■ GOAL OF THE EXERCISE: Report the count of lines below in which the string "durch" occurs; include nothing else.

Stored entries
· · · · · · ·

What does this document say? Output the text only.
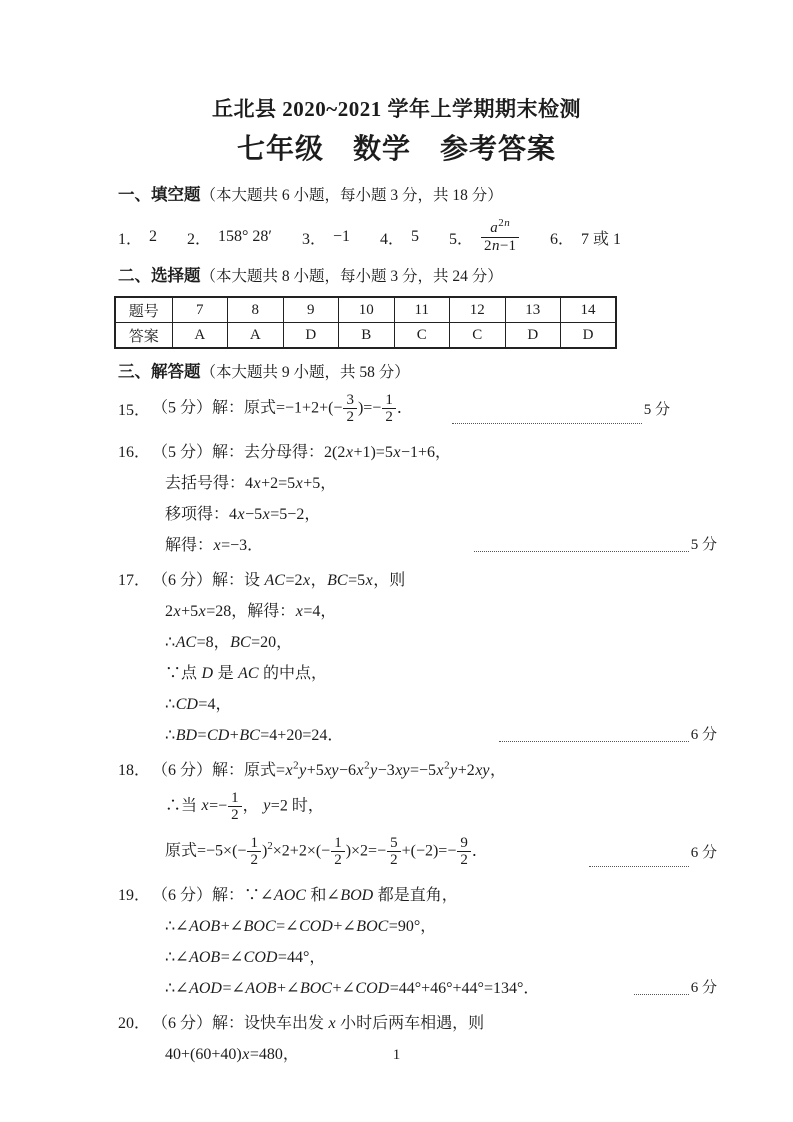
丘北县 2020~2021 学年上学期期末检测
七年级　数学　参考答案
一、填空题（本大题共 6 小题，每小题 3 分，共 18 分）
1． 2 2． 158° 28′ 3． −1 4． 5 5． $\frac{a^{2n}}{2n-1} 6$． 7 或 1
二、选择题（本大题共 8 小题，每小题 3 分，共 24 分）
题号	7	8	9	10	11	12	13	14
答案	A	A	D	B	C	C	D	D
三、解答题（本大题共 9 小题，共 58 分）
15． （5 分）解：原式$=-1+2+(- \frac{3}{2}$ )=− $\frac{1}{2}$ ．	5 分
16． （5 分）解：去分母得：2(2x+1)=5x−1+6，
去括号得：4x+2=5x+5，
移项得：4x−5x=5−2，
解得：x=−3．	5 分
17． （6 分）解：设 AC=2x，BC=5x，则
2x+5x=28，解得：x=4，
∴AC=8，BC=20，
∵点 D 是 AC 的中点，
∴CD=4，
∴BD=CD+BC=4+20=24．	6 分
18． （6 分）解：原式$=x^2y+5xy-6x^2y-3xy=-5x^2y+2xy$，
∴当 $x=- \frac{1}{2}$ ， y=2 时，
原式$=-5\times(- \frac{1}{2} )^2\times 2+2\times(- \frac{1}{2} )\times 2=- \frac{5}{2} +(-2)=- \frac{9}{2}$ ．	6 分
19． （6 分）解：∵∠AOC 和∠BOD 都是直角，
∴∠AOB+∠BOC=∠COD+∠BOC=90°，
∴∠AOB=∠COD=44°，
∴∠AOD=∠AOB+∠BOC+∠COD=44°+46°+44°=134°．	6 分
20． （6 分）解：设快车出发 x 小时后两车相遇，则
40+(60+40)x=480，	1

· · · · · · ·

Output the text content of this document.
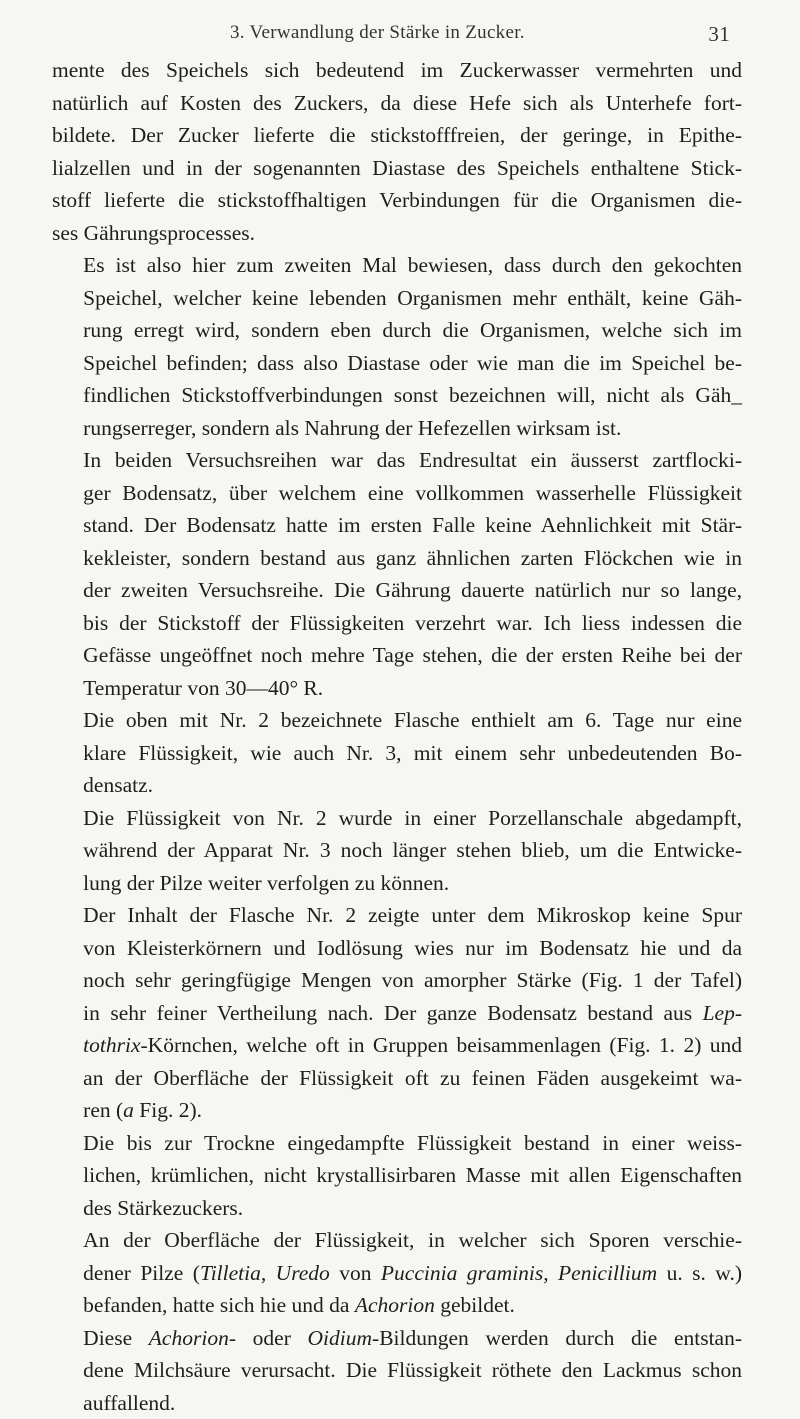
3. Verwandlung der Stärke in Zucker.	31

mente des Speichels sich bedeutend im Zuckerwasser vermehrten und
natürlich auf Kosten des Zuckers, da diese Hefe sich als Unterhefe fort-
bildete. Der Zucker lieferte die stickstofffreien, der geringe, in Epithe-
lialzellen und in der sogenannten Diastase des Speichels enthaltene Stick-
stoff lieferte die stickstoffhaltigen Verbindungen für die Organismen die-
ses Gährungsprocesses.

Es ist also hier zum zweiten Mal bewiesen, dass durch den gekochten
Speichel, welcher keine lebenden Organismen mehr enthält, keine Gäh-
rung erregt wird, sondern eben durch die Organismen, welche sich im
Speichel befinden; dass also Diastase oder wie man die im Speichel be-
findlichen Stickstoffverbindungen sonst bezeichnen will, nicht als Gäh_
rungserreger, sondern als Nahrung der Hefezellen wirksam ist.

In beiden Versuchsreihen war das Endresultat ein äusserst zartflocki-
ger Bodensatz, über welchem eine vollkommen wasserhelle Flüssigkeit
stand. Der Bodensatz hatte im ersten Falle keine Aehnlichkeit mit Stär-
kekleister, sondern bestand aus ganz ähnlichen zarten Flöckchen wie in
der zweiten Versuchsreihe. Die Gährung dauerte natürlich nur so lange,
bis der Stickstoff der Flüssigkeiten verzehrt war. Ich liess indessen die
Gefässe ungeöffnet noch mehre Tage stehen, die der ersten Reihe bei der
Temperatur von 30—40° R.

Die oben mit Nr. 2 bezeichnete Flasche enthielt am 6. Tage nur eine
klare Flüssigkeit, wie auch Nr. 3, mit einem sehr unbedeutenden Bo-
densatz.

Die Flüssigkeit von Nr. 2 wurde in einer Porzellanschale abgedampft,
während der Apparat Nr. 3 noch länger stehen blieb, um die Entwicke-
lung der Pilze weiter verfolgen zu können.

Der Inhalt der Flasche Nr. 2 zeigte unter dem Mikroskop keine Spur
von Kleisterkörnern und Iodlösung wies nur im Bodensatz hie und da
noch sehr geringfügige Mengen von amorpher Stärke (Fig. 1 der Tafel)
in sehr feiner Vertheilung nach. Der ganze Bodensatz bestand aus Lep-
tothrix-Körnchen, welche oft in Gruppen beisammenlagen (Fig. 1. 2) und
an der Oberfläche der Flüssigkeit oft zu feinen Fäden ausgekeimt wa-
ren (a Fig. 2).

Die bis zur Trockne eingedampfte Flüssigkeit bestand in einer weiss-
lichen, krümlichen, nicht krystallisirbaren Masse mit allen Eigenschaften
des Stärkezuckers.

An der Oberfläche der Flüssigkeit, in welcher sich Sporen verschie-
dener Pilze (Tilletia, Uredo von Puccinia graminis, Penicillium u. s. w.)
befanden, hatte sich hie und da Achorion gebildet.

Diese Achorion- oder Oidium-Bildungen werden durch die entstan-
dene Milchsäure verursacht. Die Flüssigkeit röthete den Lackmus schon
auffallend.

· · · · · · ·

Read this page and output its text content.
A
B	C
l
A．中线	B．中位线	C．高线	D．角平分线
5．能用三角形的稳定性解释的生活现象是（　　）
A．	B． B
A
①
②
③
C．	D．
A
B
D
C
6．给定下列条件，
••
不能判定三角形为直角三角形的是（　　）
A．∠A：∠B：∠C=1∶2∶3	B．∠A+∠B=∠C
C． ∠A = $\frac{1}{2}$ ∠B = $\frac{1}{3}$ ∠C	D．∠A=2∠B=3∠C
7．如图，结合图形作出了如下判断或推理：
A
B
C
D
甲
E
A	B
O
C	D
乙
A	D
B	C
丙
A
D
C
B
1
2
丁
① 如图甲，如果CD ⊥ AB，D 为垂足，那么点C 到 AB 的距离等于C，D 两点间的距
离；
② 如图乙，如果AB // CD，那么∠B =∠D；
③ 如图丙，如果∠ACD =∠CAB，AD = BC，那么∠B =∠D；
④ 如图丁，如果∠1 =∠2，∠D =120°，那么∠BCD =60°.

· · · · · · ·

■ WRITTEN ANSWER: 3